== Extracted material
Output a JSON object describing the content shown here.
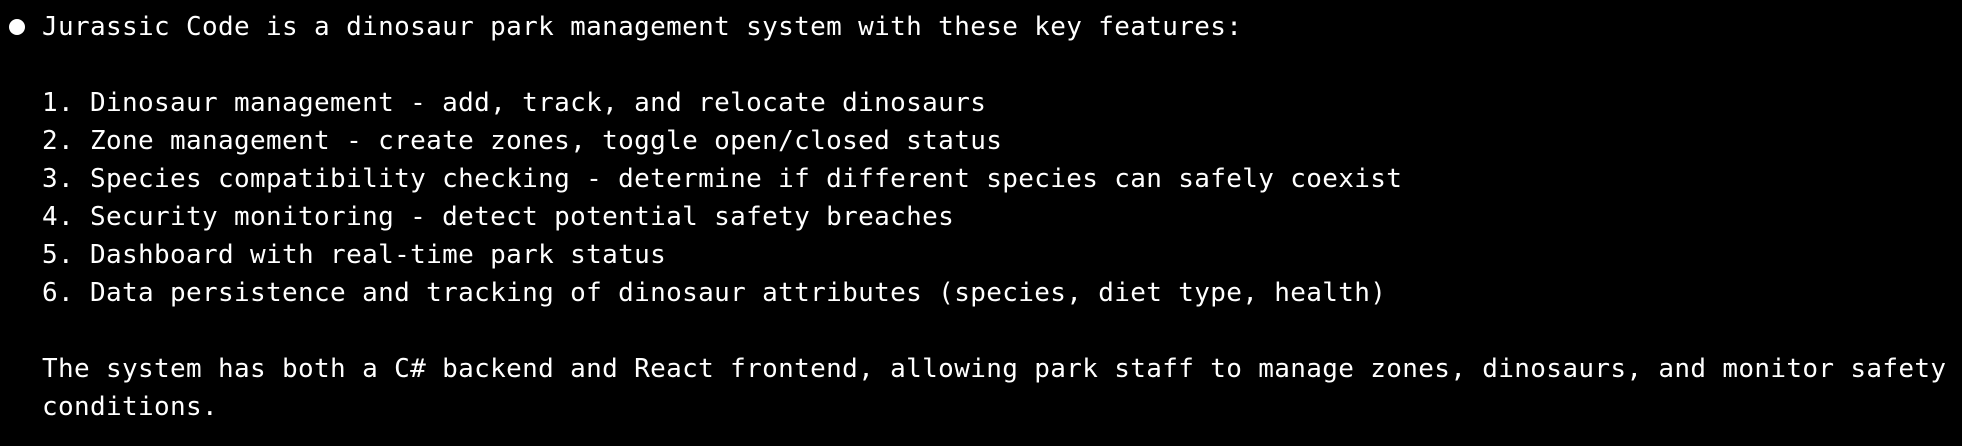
{
  "terminal": {
    "bullet_color": "#ffffff",
    "background_color": "#000000",
    "intro": "Jurassic Code is a dinosaur park management system with these key features:",
    "features": [
      "1. Dinosaur management - add, track, and relocate dinosaurs",
      "2. Zone management - create zones, toggle open/closed status",
      "3. Species compatibility checking - determine if different species can safely coexist",
      "4. Security monitoring - detect potential safety breaches",
      "5. Dashboard with real-time park status",
      "6. Data persistence and tracking of dinosaur attributes (species, diet type, health)"
    ],
    "summary_line1": "The system has both a C# backend and React frontend, allowing park staff to manage zones, dinosaurs, and monitor safety",
    "summary_line2": "conditions."
  }
}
====
* **Directions for this task**
Repeat the records above exactly, leaving out the pictures.

* **Task answer**
Output a JSON object describing the content shown here.
{
  "terminal": {
    "bullet_color": "#ffffff",
    "background_color": "#000000",
    "intro": "Jurassic Code is a dinosaur park management system with these key features:",
    "features": [
      "1. Dinosaur management - add, track, and relocate dinosaurs",
      "2. Zone management - create zones, toggle open/closed status",
      "3. Species compatibility checking - determine if different species can safely coexist",
      "4. Security monitoring - detect potential safety breaches",
      "5. Dashboard with real-time park status",
      "6. Data persistence and tracking of dinosaur attributes (species, diet type, health)"
    ],
    "summary_line1": "The system has both a C# backend and React frontend, allowing park staff to manage zones, dinosaurs, and monitor safety",
    "summary_line2": "conditions."
  }
}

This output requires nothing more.